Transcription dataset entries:

--*--

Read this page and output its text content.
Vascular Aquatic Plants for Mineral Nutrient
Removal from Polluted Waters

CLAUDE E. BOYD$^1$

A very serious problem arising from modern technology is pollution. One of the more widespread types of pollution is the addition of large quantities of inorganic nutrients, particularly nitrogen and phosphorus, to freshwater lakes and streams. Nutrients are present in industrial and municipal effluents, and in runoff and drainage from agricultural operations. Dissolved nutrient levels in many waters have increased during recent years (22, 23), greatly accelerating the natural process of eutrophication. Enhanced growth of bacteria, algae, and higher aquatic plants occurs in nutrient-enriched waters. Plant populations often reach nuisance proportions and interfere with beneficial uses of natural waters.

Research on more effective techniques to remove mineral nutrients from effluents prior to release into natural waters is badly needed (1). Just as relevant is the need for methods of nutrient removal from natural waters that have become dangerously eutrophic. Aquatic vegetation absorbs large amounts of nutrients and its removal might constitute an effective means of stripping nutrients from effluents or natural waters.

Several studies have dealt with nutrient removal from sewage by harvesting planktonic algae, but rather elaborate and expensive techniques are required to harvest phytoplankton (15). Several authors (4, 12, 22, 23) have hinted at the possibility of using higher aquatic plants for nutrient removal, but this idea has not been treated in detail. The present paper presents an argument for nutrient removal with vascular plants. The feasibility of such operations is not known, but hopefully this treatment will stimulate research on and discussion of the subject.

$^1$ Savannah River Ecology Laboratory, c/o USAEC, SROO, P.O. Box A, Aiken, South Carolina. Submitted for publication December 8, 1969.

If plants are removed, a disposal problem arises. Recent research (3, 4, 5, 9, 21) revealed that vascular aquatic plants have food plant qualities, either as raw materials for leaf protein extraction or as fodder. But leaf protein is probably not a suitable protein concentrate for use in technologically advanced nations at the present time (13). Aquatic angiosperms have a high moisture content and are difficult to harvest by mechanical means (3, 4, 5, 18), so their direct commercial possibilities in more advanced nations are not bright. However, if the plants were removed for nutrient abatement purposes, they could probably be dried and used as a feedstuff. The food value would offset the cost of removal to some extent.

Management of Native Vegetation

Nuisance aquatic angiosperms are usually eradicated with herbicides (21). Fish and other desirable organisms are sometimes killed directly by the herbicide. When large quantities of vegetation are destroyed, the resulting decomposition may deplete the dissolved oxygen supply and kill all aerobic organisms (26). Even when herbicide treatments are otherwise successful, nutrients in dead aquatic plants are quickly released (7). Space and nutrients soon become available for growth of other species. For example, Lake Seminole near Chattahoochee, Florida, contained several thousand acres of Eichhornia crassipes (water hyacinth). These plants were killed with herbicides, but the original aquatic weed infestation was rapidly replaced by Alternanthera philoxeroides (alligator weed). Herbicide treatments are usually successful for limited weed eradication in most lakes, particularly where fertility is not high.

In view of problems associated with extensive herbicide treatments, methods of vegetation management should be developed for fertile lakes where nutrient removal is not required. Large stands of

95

--*--

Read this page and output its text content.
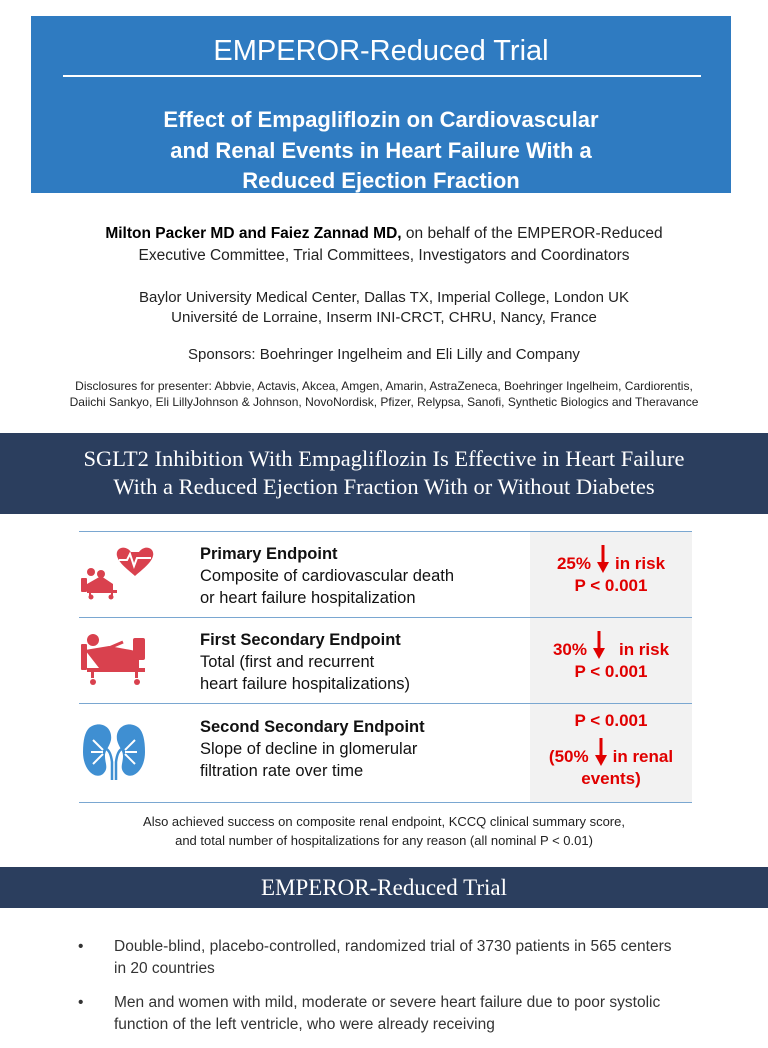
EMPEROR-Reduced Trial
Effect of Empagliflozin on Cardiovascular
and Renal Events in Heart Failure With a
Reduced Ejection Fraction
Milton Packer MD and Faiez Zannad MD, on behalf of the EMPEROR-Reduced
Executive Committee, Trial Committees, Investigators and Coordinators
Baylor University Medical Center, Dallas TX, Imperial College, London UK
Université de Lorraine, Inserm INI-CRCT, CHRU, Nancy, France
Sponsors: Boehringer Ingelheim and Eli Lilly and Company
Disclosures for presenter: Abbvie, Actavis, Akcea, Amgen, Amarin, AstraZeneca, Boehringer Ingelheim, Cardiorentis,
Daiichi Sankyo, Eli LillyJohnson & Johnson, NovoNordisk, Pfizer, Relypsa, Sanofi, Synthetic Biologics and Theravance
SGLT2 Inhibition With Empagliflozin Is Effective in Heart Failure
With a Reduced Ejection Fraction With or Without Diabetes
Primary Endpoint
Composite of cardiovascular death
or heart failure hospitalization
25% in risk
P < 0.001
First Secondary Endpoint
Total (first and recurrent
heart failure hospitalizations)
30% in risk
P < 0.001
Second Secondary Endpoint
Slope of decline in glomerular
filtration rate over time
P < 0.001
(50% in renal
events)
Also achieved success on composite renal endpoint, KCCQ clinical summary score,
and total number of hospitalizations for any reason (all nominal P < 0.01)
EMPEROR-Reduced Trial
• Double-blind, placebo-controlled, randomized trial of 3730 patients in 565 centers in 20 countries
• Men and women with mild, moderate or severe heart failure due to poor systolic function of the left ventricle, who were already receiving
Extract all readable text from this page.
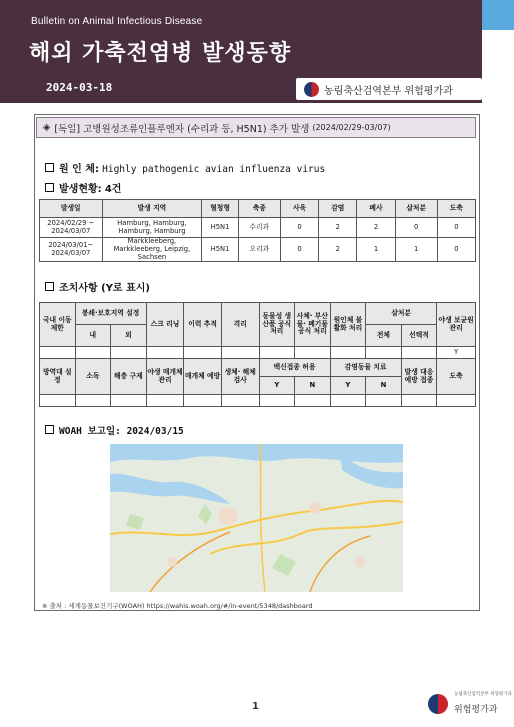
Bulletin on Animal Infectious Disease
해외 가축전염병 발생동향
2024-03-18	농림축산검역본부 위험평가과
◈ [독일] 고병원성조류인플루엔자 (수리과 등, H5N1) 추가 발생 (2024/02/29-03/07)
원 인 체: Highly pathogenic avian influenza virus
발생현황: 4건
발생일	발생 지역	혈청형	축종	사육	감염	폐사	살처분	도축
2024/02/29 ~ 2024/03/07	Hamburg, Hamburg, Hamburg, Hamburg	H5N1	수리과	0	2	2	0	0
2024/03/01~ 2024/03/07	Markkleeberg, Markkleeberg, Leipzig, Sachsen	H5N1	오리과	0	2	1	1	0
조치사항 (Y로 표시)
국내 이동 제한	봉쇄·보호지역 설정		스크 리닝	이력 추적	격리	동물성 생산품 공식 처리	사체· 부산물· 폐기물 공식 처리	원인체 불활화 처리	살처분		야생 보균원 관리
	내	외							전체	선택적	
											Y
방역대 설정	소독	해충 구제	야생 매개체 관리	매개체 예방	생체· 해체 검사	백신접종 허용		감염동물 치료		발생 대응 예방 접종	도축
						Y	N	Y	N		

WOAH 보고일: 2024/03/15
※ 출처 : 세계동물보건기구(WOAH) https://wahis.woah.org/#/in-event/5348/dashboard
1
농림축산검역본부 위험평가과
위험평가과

--*--

Whenever a line in the entries above includes the word "Empagliflozin", pull that line out.

### TASK OUTPUT
Effect of Empagliflozin on Cardiovascular
SGLT2 Inhibition With Empagliflozin Is Effective in Heart Failure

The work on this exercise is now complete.